TASK INSTRUCTIONS
Identify each line holding the string "JSON" and copy it.

## Begin MATERIAL TO PROCESS

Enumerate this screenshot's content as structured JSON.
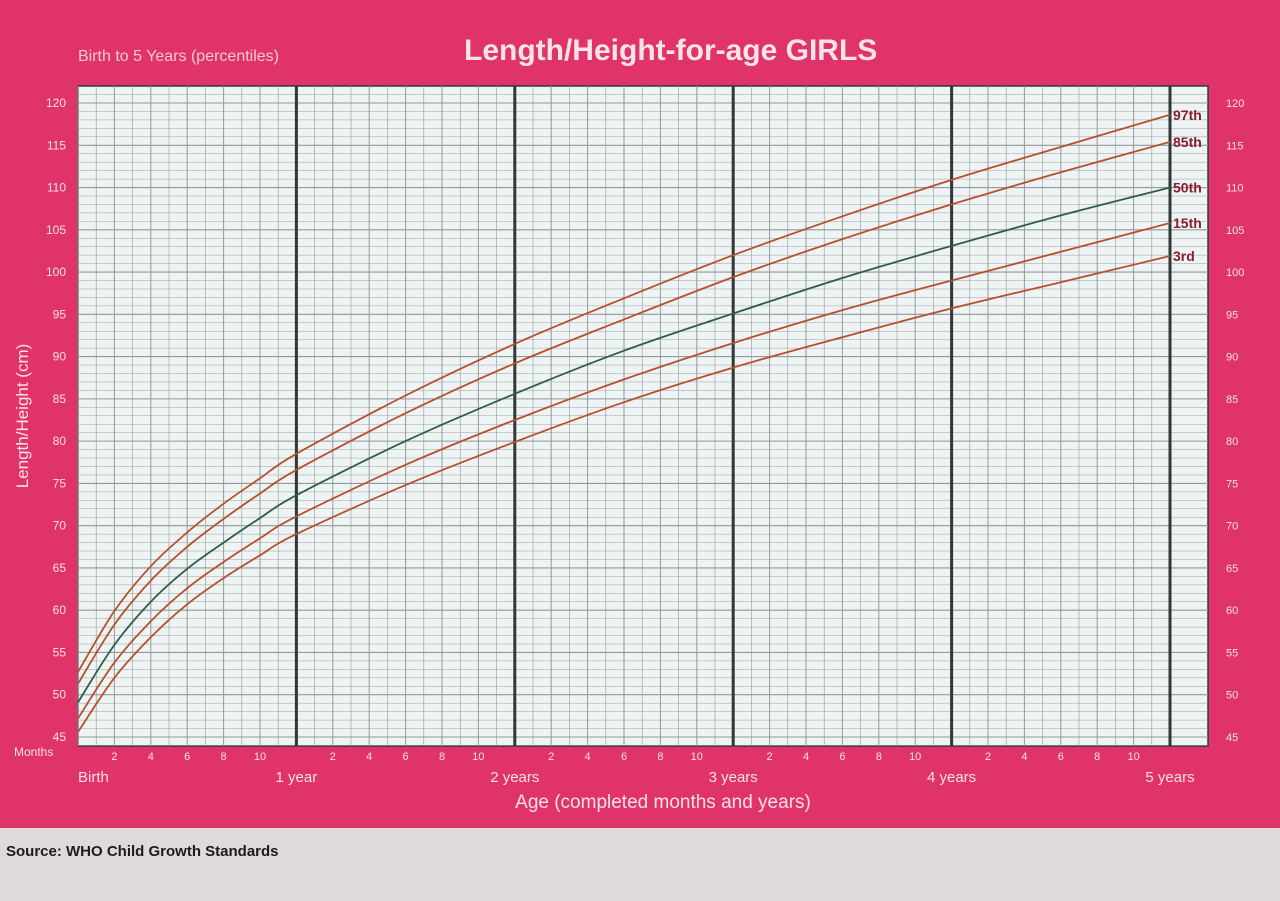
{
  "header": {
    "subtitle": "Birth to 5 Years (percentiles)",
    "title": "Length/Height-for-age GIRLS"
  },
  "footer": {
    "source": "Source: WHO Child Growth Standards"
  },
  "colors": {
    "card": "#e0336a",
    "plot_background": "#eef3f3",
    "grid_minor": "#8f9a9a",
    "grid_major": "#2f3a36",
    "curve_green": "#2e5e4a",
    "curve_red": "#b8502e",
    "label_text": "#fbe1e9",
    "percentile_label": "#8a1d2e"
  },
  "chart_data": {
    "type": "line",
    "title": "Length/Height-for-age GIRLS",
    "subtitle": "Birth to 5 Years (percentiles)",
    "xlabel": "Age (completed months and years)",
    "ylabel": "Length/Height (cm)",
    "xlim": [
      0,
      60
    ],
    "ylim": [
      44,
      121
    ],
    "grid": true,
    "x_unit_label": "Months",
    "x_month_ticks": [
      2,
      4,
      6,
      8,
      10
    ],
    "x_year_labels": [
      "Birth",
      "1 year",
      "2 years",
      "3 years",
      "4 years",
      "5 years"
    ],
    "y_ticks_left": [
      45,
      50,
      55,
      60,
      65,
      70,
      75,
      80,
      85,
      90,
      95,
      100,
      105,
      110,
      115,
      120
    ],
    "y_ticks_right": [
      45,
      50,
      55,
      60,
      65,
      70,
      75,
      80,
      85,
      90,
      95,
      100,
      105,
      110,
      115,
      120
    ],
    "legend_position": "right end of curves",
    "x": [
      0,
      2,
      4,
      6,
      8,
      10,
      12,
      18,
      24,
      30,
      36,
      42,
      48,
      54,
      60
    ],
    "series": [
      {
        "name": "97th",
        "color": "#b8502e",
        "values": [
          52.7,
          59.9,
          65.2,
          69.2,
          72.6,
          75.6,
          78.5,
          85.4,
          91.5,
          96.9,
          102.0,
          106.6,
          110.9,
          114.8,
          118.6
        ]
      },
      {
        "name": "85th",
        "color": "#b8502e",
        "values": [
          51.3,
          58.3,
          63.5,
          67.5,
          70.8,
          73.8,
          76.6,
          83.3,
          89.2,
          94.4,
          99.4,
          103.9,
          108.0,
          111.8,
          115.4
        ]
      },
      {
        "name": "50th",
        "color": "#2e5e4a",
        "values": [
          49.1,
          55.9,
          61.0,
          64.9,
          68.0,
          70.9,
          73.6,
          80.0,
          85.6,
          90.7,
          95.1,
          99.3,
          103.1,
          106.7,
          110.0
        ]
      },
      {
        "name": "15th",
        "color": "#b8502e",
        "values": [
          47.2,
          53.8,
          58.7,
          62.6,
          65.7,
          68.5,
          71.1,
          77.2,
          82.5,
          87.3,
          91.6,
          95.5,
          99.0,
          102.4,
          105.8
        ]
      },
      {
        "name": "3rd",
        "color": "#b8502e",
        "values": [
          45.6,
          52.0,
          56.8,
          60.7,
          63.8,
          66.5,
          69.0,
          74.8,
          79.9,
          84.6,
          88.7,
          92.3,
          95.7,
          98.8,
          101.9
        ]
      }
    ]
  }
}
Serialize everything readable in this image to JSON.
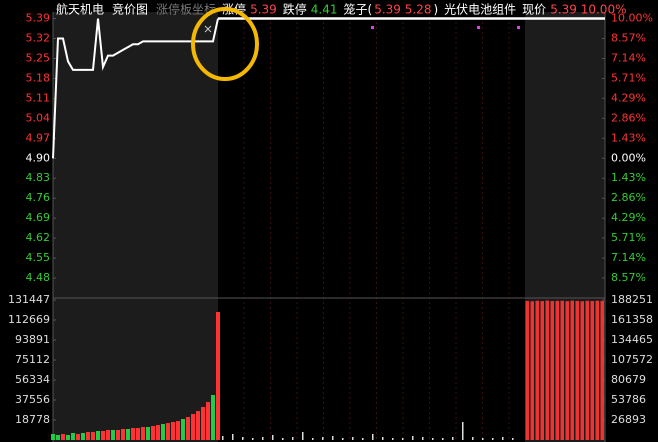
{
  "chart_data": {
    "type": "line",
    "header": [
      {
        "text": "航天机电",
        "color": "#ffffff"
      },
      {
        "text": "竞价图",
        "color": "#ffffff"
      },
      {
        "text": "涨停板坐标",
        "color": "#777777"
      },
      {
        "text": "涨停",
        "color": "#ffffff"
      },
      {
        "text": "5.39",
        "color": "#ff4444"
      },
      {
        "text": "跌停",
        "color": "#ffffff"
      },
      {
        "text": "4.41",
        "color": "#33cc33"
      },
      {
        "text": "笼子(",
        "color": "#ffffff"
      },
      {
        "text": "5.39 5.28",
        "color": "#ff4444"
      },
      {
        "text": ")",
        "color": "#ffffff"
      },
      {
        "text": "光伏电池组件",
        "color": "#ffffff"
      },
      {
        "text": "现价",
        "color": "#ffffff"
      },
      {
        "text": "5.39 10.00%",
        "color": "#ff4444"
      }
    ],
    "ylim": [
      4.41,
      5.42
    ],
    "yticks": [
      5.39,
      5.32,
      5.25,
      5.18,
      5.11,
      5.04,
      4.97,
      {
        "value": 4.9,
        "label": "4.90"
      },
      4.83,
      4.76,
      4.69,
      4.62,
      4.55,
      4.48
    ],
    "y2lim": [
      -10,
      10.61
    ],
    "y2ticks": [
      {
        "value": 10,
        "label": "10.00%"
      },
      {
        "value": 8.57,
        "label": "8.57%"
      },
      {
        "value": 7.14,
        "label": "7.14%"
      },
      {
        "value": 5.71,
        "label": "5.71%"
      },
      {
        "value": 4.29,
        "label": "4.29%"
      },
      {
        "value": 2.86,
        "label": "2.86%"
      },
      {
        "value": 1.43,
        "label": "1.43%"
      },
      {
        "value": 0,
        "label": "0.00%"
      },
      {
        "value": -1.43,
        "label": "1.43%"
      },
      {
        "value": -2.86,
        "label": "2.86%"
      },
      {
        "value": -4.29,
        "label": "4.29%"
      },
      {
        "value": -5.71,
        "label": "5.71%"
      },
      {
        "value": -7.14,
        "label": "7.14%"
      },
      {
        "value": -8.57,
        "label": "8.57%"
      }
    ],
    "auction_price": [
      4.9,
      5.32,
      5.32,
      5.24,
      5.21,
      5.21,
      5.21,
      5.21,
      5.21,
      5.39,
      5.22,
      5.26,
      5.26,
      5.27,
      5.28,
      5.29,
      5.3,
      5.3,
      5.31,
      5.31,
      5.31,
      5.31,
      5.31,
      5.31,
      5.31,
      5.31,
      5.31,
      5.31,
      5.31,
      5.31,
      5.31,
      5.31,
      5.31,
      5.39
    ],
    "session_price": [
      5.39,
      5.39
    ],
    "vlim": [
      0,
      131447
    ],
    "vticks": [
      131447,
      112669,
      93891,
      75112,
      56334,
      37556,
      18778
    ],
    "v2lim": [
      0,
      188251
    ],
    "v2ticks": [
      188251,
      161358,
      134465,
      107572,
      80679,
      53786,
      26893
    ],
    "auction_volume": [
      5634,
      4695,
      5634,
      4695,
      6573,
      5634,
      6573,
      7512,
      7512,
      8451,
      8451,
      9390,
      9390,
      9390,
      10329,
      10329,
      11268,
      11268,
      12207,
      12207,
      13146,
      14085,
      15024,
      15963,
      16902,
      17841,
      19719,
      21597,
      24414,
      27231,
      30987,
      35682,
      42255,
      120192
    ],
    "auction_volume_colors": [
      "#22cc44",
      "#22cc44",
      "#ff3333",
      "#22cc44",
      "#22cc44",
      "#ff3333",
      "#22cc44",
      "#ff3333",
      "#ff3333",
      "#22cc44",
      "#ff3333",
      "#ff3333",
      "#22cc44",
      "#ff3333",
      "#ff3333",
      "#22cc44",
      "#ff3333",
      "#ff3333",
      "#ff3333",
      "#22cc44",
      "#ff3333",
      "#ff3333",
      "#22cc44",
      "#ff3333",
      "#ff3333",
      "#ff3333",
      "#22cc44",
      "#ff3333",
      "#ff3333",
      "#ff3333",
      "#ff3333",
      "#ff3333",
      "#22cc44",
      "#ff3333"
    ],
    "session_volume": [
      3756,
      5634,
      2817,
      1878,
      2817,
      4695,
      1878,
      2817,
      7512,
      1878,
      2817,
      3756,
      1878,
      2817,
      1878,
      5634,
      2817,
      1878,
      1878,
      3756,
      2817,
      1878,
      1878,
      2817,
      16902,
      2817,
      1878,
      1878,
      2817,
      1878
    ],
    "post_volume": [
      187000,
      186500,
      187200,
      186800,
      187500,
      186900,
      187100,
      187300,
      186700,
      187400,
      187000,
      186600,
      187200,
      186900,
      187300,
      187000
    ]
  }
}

## End MATERIAL TO PROCESS

OUTPUT FOR THIS EXERCISE
Enumerate this screenshot's content as structured JSON.
Serialize everything readable in this image to JSON.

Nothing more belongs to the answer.